» INSTRUCTIONS FOR THE TASK:
Gather up the lines with the word "circle" in them.

» RAW DATA:
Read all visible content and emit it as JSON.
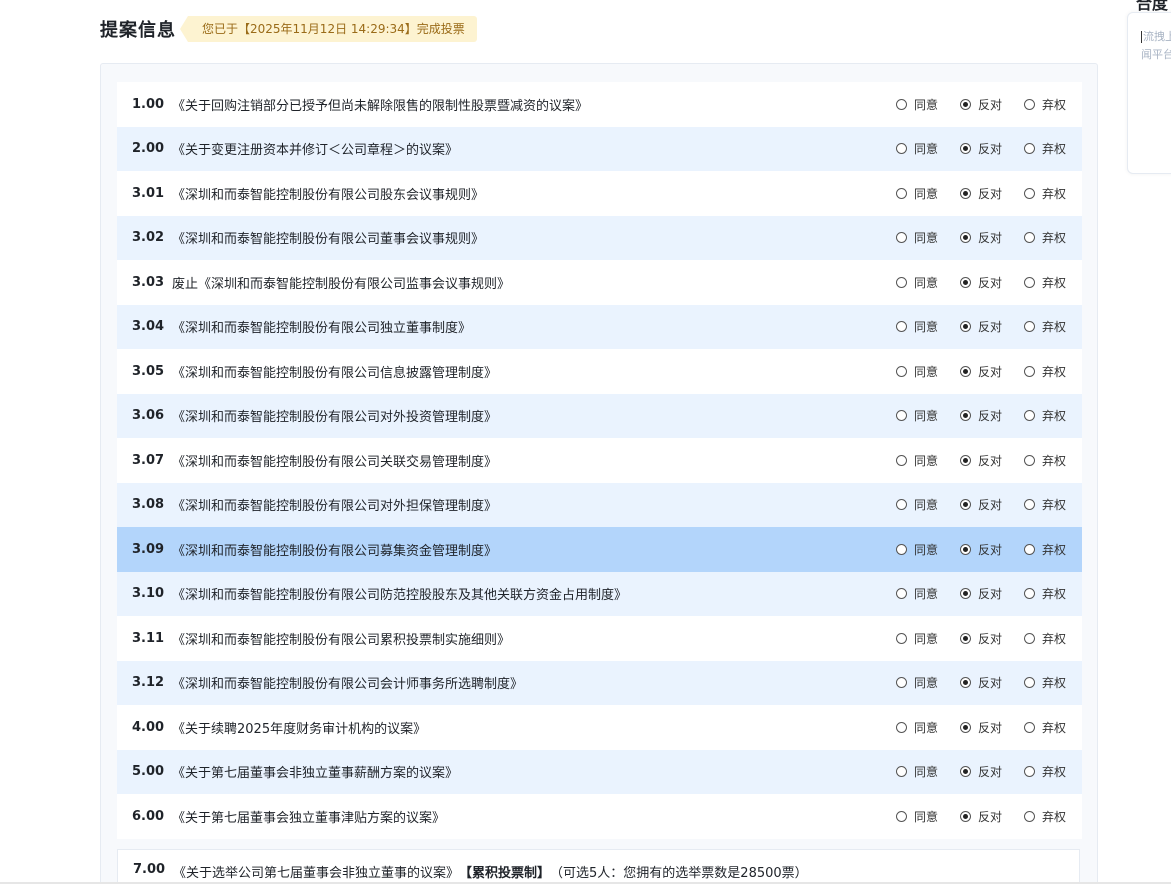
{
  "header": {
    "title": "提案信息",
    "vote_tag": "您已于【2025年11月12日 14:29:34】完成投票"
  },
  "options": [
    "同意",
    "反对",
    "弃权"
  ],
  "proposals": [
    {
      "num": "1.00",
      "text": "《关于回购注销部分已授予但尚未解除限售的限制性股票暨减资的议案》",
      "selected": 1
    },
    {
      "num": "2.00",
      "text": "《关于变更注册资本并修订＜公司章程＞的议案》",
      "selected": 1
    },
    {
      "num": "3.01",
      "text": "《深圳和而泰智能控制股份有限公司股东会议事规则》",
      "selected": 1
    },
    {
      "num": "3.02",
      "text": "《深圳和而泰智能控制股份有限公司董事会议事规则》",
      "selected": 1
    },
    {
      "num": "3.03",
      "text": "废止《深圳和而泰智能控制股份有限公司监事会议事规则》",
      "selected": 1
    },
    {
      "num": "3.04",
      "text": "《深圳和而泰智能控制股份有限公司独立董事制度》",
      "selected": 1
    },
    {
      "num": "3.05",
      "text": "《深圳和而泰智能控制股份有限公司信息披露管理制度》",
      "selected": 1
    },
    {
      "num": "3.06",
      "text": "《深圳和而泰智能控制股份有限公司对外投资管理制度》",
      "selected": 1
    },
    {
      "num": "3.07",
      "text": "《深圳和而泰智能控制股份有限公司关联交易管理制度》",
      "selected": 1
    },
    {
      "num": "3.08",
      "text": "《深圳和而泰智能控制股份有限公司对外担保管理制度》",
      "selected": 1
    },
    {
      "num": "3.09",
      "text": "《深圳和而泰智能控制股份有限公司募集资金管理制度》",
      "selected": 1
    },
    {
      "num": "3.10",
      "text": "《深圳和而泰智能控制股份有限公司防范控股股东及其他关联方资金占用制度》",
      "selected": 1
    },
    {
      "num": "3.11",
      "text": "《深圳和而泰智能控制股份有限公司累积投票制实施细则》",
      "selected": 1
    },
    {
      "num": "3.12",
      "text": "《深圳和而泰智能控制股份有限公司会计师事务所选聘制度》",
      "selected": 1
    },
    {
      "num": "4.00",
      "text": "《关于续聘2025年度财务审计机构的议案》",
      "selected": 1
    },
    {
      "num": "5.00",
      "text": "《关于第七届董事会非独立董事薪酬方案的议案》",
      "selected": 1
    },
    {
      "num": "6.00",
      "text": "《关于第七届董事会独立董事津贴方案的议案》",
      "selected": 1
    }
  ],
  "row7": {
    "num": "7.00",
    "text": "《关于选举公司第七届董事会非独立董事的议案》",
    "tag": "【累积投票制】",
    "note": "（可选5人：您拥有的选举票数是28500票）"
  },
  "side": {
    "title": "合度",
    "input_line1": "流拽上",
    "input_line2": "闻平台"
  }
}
...
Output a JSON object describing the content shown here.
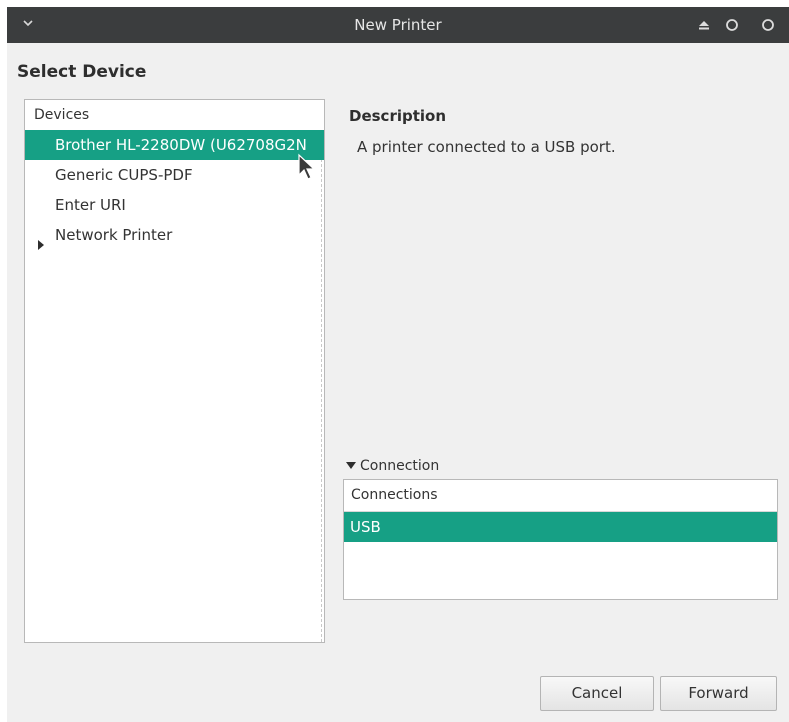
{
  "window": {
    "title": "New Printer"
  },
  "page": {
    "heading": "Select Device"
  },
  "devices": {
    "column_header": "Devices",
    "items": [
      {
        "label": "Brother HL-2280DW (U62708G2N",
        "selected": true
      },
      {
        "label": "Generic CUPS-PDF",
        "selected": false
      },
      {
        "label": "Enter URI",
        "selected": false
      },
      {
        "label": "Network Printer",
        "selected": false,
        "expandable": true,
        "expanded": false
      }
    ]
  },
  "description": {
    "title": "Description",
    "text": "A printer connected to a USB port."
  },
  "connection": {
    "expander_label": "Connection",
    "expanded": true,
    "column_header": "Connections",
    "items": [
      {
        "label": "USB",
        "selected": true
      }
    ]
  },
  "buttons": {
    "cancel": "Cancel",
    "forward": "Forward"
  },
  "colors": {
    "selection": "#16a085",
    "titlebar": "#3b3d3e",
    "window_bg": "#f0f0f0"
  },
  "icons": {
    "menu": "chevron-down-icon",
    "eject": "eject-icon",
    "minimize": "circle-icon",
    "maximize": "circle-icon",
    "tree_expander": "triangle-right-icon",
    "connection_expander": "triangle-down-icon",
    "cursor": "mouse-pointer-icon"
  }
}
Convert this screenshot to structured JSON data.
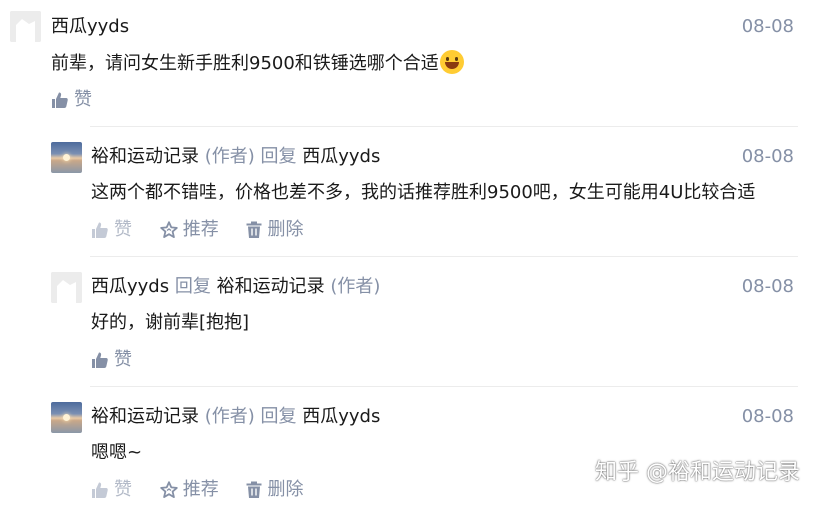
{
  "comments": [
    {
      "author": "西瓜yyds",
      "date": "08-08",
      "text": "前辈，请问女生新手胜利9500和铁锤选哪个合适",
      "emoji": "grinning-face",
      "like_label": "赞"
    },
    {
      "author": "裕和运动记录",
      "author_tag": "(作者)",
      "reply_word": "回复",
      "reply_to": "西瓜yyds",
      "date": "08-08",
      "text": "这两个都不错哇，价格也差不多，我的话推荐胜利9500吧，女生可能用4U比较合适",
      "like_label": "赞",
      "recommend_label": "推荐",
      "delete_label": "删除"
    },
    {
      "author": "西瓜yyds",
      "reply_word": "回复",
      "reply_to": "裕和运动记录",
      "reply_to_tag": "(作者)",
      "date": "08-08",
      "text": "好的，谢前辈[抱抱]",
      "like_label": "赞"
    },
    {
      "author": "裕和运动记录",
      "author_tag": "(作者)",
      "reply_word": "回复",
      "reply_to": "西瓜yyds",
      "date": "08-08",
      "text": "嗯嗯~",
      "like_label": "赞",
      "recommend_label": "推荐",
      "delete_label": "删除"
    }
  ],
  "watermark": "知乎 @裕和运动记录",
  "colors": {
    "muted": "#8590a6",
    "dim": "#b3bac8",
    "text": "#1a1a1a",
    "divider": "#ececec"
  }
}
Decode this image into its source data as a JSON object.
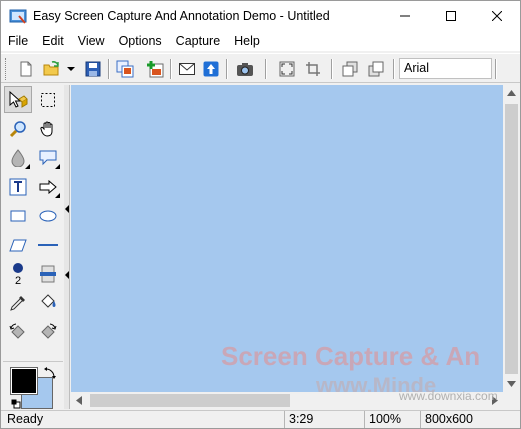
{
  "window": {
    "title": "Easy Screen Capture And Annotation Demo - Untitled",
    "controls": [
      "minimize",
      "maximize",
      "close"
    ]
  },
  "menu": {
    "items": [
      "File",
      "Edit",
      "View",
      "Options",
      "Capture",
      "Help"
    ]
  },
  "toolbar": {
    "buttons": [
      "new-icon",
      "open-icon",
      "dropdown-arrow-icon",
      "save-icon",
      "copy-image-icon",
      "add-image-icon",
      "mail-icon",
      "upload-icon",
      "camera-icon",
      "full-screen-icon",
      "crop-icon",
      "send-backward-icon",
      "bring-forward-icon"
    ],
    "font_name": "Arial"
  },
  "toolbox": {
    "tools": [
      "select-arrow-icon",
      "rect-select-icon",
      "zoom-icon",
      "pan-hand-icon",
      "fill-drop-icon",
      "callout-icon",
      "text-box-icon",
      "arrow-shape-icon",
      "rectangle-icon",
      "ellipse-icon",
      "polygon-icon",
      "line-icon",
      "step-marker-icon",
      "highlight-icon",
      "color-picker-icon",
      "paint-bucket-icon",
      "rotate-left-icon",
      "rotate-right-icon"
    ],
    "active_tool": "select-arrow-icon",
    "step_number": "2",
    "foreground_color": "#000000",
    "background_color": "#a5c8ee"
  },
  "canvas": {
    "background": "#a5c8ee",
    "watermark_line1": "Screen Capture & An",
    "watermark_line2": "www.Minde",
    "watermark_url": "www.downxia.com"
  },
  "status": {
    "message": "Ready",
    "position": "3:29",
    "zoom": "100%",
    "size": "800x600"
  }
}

» WRITTEN REPLY:
    "minimize": "circle-icon",
    "maximize": "circle-icon",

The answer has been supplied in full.